> **Work to do**: Show each line that has the string "antico" in it.

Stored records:
** BEGIN **

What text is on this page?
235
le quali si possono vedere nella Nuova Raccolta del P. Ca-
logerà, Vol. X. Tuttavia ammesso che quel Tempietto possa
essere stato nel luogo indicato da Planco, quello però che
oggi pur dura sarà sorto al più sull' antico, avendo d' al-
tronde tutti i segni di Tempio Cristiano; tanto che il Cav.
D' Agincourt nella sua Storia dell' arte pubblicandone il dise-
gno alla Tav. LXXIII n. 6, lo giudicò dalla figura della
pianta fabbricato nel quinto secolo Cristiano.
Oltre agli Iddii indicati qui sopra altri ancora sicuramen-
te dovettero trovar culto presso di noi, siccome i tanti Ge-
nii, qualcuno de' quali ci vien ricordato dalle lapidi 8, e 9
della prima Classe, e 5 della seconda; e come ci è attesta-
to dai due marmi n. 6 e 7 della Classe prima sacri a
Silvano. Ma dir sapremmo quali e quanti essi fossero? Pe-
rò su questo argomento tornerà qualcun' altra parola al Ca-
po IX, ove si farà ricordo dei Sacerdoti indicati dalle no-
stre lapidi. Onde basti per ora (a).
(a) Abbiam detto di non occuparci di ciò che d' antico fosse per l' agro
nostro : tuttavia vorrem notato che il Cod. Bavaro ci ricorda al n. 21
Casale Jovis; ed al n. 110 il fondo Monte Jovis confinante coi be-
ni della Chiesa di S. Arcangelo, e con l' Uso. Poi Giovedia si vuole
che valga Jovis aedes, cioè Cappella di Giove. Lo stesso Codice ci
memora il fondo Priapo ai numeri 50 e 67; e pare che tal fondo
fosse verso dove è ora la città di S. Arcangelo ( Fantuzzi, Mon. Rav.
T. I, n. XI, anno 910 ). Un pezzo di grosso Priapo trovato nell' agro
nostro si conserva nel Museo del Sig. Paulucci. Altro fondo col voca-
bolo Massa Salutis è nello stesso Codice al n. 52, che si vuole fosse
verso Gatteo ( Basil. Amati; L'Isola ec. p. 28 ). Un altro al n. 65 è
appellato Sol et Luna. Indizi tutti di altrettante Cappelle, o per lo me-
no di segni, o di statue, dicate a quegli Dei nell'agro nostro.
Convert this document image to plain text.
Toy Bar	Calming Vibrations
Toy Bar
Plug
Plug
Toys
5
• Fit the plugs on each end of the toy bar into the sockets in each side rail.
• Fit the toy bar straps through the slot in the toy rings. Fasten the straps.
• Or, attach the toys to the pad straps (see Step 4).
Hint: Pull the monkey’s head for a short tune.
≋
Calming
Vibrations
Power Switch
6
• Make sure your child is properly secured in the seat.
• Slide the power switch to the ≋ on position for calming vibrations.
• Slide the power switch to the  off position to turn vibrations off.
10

** END **

> **Task output**:
oggi pur dura sarà sorto al più sull' antico, avendo d' al-
(a) Abbiam detto di non occuparci di ciò che d' antico fosse per l' agro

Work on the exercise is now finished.